What the exercise asks: Copy each line in the data that includes the word "Scheitelwinkel".

Input:
* Start *

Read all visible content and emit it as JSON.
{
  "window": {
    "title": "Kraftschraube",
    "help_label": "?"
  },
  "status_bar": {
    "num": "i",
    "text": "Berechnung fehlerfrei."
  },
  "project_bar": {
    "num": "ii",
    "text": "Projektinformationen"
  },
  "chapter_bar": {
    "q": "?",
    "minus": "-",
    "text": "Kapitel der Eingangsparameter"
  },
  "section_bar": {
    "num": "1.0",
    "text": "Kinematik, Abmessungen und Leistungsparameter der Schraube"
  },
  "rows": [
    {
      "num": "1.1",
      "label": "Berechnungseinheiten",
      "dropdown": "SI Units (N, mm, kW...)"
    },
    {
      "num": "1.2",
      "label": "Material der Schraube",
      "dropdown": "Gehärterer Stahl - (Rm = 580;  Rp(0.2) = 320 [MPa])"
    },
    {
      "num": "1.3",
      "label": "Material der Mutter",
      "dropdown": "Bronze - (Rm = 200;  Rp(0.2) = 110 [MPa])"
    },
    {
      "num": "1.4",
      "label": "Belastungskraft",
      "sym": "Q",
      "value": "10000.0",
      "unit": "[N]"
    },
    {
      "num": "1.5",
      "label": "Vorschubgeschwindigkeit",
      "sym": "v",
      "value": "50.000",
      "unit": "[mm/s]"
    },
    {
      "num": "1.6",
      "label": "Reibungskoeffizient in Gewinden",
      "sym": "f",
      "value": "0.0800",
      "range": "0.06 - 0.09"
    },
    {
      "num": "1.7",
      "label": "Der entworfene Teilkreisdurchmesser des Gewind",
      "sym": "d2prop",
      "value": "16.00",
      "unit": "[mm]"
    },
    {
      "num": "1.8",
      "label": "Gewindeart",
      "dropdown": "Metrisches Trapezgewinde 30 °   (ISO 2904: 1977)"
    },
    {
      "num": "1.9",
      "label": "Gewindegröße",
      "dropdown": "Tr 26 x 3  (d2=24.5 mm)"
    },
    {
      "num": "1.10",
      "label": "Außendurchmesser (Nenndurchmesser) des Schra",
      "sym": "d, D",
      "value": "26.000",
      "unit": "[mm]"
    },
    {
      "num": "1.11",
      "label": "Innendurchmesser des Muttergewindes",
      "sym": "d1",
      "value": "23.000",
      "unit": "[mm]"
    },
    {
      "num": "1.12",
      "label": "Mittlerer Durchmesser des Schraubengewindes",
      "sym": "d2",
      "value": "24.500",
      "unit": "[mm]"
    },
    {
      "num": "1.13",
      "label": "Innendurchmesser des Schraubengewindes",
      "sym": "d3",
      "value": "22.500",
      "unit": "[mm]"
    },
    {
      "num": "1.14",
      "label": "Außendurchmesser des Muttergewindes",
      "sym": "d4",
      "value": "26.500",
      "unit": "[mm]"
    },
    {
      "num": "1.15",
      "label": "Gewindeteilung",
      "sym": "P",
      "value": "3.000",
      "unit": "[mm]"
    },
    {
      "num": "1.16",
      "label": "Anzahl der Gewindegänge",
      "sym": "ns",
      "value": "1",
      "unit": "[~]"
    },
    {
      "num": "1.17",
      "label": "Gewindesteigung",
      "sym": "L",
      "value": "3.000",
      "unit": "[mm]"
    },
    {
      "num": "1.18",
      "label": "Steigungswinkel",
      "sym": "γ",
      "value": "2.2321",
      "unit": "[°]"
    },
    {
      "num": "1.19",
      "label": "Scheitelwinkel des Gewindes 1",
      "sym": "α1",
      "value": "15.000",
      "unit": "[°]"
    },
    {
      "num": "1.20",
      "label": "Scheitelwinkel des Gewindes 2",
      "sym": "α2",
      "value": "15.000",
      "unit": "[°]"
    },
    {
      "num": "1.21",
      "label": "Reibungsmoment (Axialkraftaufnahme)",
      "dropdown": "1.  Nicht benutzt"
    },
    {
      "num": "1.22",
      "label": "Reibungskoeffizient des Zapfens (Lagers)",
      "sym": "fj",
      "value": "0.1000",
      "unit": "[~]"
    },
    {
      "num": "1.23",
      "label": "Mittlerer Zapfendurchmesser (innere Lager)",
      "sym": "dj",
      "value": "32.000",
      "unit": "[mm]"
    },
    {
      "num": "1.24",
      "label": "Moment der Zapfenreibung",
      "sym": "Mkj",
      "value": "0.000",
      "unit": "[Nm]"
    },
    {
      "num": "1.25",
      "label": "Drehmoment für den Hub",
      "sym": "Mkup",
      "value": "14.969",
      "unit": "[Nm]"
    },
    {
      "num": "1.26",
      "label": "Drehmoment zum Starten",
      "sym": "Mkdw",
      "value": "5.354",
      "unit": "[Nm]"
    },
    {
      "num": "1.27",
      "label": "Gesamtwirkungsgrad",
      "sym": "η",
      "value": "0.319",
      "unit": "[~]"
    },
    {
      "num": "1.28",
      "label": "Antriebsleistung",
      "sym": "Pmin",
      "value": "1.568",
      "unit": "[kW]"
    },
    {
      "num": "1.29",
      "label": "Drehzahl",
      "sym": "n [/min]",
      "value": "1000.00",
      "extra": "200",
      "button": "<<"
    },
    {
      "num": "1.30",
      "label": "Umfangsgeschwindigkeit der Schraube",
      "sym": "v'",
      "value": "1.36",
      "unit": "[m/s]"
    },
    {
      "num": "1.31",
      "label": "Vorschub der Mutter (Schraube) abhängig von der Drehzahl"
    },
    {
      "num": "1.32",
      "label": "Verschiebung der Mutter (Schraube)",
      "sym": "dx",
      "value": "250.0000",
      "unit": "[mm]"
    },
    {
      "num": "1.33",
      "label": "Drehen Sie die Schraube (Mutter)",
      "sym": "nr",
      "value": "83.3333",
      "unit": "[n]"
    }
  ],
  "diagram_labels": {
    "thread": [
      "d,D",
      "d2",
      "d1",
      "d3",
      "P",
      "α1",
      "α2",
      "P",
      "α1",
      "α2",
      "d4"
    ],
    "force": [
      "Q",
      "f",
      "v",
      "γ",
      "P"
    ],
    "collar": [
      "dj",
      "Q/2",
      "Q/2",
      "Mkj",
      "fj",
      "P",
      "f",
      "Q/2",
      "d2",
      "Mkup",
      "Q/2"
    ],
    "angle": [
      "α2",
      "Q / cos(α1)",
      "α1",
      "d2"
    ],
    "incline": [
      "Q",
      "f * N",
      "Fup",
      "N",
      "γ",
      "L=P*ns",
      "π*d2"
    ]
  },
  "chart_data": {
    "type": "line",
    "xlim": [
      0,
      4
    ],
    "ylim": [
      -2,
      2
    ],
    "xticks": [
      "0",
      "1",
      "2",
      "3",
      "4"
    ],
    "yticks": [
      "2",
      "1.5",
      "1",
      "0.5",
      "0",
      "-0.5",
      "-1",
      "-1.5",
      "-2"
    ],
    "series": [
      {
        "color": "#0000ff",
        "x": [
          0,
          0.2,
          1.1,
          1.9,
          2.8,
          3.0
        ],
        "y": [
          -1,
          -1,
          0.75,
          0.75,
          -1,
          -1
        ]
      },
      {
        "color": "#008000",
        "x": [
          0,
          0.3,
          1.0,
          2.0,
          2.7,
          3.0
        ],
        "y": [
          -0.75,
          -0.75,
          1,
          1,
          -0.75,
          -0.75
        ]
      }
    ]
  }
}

* End *

Final result:
      "label": "Scheitelwinkel des Gewindes 1",
      "label": "Scheitelwinkel des Gewindes 2",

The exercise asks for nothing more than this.